UNIVERSIDADE ZAMBEZE
FACULDADE DE CIÊNCIAS SOCIAIS E HUMANIDADES
CURSO DE DIREITO

OS PRINCÍPIOS FUNDAMENTAIS DO PODER ADMINISTRATIVO1

1. Noção

Os princípios são enunciados jurídicos que subjazem à ordem jurídica como suas grandes
orientações, estruturantes e valorativas, influindo na produção, no conteúdo e alcance das normas
jurídicas2. Comparativamente às normas jurídicas – comandos ou ordens que se dirigem a um certo
destinatário impondo obrigações, proibições ou permitindo condutas – os princípios jurídicos têm um
alcance mais abrangente, desempenhando por isso uma função reveladora que supera a da norma
jurídica(3)(4).

# Conteúdo dos registos
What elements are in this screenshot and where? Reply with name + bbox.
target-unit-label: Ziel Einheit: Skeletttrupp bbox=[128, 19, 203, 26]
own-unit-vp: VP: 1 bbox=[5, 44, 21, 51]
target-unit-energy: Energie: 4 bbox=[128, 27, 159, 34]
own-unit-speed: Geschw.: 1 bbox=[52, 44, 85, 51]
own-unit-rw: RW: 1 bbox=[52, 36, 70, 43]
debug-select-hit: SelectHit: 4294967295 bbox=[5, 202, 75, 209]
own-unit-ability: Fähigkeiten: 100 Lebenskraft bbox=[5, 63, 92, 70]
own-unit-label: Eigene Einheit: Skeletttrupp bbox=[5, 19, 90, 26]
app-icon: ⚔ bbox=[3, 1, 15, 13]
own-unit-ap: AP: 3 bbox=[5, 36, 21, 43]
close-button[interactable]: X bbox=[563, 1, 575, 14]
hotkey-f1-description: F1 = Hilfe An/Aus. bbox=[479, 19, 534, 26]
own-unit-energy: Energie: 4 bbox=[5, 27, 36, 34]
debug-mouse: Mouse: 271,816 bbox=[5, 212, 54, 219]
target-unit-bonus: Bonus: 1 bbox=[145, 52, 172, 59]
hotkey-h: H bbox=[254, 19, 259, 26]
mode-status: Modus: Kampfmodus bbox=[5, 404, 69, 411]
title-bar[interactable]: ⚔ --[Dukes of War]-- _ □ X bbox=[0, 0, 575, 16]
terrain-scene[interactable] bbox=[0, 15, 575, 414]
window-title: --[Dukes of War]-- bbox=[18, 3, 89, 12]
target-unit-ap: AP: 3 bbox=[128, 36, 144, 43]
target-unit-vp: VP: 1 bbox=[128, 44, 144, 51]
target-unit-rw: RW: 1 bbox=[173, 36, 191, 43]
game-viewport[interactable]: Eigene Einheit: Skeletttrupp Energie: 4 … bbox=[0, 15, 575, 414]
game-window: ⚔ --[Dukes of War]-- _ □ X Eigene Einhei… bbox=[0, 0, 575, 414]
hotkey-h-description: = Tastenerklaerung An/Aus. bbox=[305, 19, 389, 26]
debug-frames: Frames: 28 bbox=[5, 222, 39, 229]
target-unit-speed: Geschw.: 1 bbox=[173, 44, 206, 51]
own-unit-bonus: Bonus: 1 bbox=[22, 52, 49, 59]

# Instruções
**1.** No excerto sobre os princípios do poder administrativo, em que aspetos das normas jurídicas influem os princípios?
**2.** Reproduza sem alterações o trecho do excerto sobre os princípios do poder administrativo que vai de "UNIVERSIDADE ZAMBEZE" até "jurídica(3)(4).", incluindo este último.
**3.** Prossiga o excerto sobre os princípios do poder administrativo a partir do ponto em que termina.

# Lista de respostas
**1.** Na produção, no conteúdo e no alcance das normas jurídicas.

**2.**
UNIVERSIDADE ZAMBEZE
FACULDADE DE CIÊNCIAS SOCIAIS E HUMANIDADES
CURSO DE DIREITO

OS PRINCÍPIOS FUNDAMENTAIS DO PODER ADMINISTRATIVO1

1. Noção

Os princípios são enunciados jurídicos que subjazem à ordem jurídica como suas grandes
orientações, estruturantes e valorativas, influindo na produção, no conteúdo e alcance das normas
jurídicas2. Comparativamente às normas jurídicas – comandos ou ordens que se dirigem a um certo
destinatário impondo obrigações, proibições ou permitindo condutas – os princípios jurídicos têm um
alcance mais abrangente, desempenhando por isso uma função reveladora que supera a da norma
jurídica(3)(4).

**3.**
Os princípios gerais encabeçam – hic et nunc – o ramo do Direito Admnistrativo – complexo de
normas jurídicas a que a Administração Pública se subordina na sua actuação, funcionamento e relação
com particulares – como fundamento ou inspiração das “soluções relativas à interpretação e à
qualificação das normas jurídicas de acordo com uma perspectiva de coerência e de eficácia do
ordenamento jurídico5”.
Os princípios são tirados quer da tradição liberal - igualdade, liberdade, garantia –, quer das
necessidades da vida social – continuidade do serviço público, controlo superior dos actos dos
inferiores –, quer ainda dos imperaticos de equidade – enriquecimento sem causa6.

1 Moreira Rêgo, docente da Universidade Zambeze (2013)


2 Para uma leitura mais cuidada, José de Oliveira Ascensão, O Direito, Introdução e Teoria Geral ...., pp. 418 e ss.; Karl
Larenz, Methodenlehre der Rechtswissenschaft, Berlim, 6.ª ed., reformulada, Springer-Verlag, 1991, (trad. portuguesa
de LAMEGO, José, Metodologia da Ciência do Direito, Lisboa, 4.ª ed., Fundação Calouste Gulbenkian, 2005, pp. 674
e ss.; Miguel Teixeira de Sousa, op.cit., pp.242 e ss.; e, Rizzatto Nunes, Introdução ao Estudo do Direito...., pp. 191 e
ss.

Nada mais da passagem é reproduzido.